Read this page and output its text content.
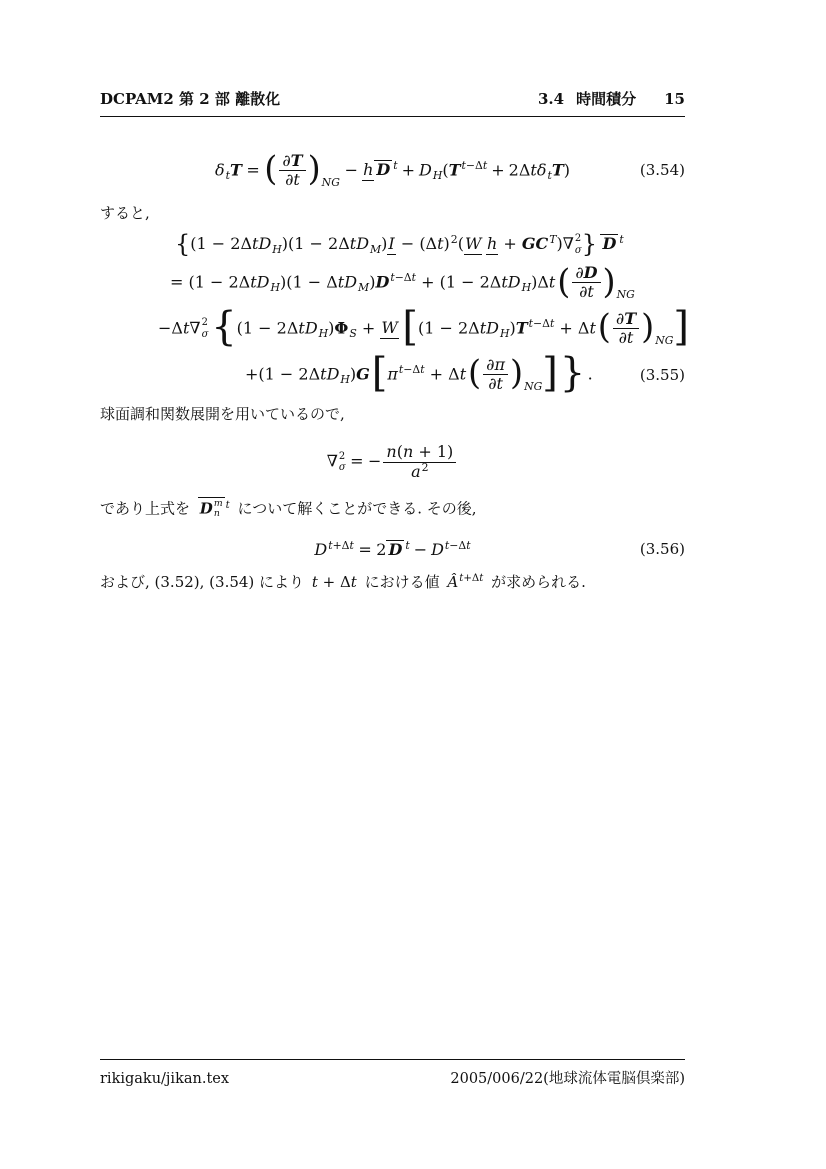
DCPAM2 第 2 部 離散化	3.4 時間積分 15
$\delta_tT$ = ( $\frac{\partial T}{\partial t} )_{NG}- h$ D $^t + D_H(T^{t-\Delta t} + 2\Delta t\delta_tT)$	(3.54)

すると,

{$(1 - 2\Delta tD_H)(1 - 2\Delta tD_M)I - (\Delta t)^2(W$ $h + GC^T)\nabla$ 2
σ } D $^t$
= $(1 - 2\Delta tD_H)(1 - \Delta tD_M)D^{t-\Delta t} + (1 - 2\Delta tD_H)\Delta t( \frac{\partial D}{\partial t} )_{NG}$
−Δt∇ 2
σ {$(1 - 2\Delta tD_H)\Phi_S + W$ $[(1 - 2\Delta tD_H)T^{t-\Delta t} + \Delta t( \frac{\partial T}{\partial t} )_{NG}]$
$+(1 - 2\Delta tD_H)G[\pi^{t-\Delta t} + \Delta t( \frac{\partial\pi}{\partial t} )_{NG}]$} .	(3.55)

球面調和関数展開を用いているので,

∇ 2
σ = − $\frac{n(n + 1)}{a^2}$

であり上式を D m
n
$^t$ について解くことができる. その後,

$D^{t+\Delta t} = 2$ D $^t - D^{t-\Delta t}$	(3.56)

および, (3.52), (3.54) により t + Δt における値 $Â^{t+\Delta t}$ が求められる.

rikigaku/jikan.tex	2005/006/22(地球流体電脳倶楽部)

**EXERCISE INSTRUCTIONS**
Reproduce the material above in full, exactly, with no images.

**RIGHT ANSWER**
Read this page and output its text content.
DCPAM2 第 2 部 離散化	3.4 時間積分 15
$\delta_tT$ = ( $\frac{\partial T}{\partial t} )_{NG}- h$ D $^t + D_H(T^{t-\Delta t} + 2\Delta t\delta_tT)$	(3.54)

すると,

{$(1 - 2\Delta tD_H)(1 - 2\Delta tD_M)I - (\Delta t)^2(W$ $h + GC^T)\nabla$ 2
σ } D $^t$
= $(1 - 2\Delta tD_H)(1 - \Delta tD_M)D^{t-\Delta t} + (1 - 2\Delta tD_H)\Delta t( \frac{\partial D}{\partial t} )_{NG}$
−Δt∇ 2
σ {$(1 - 2\Delta tD_H)\Phi_S + W$ $[(1 - 2\Delta tD_H)T^{t-\Delta t} + \Delta t( \frac{\partial T}{\partial t} )_{NG}]$
$+(1 - 2\Delta tD_H)G[\pi^{t-\Delta t} + \Delta t( \frac{\partial\pi}{\partial t} )_{NG}]$} .	(3.55)

球面調和関数展開を用いているので,

∇ 2
σ = − $\frac{n(n + 1)}{a^2}$

であり上式を D m
n
$^t$ について解くことができる. その後,

$D^{t+\Delta t} = 2$ D $^t - D^{t-\Delta t}$	(3.56)

および, (3.52), (3.54) により t + Δt における値 $Â^{t+\Delta t}$ が求められる.

rikigaku/jikan.tex	2005/006/22(地球流体電脳倶楽部)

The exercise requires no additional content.